**Directions for this task**
Pull each line containing "color" out of the data and copy it.

◇ ◇ ◇ ◇ ◇

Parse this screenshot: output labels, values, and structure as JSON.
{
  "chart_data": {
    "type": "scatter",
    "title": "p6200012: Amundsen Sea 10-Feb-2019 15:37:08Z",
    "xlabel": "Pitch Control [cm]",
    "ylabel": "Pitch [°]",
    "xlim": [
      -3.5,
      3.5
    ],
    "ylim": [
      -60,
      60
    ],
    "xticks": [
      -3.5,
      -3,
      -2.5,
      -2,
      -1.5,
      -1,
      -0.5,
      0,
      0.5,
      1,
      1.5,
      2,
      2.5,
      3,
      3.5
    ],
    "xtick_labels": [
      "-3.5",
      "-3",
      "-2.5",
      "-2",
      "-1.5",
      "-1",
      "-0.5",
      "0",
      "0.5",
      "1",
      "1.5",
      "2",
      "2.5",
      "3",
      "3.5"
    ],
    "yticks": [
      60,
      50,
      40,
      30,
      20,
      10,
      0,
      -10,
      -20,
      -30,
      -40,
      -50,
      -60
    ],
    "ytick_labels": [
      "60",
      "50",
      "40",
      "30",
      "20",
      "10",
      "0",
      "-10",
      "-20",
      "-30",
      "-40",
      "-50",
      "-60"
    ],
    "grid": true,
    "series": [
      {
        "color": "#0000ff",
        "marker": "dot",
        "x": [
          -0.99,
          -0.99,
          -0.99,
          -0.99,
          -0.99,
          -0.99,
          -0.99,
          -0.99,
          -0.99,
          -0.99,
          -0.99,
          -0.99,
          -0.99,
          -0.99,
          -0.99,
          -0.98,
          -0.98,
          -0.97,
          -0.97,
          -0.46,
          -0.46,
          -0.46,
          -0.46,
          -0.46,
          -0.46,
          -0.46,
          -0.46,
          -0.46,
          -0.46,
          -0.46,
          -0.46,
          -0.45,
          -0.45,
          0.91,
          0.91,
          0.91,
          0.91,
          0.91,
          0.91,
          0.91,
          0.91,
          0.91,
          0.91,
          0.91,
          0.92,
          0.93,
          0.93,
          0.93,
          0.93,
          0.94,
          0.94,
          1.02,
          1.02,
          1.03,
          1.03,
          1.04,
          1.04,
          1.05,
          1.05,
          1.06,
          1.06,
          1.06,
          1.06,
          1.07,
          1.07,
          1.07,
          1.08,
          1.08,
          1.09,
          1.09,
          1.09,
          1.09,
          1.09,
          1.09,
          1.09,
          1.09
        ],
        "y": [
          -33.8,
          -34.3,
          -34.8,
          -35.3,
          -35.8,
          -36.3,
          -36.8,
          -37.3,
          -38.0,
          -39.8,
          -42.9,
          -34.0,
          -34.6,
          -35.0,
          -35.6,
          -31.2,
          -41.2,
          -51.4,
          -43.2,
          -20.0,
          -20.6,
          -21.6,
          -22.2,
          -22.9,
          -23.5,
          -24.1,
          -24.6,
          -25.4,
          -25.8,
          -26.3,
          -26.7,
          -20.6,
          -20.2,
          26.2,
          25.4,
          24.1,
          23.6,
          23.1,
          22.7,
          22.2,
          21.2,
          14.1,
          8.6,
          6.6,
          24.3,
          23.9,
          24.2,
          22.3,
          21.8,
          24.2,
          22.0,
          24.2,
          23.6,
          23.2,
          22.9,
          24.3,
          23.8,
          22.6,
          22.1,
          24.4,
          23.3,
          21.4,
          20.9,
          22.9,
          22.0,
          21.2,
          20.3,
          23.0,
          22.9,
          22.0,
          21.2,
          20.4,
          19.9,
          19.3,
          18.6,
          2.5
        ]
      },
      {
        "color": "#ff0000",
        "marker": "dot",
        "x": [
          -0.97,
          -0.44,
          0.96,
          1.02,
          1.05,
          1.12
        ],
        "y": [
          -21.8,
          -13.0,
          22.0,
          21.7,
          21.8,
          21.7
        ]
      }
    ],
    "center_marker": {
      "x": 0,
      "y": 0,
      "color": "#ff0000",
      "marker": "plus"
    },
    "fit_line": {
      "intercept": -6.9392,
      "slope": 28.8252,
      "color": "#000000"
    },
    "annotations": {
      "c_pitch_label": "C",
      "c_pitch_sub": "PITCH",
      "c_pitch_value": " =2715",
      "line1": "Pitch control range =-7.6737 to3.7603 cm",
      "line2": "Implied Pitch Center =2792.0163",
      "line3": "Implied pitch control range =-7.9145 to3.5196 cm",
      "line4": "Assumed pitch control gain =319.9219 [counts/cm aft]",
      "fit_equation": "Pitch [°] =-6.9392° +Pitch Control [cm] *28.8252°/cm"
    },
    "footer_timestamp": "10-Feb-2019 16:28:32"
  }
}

◇ ◇ ◇ ◇ ◇

**Correct answer**
        "color": "#0000ff",
        "color": "#ff0000",
      "color": "#ff0000",
      "color": "#000000"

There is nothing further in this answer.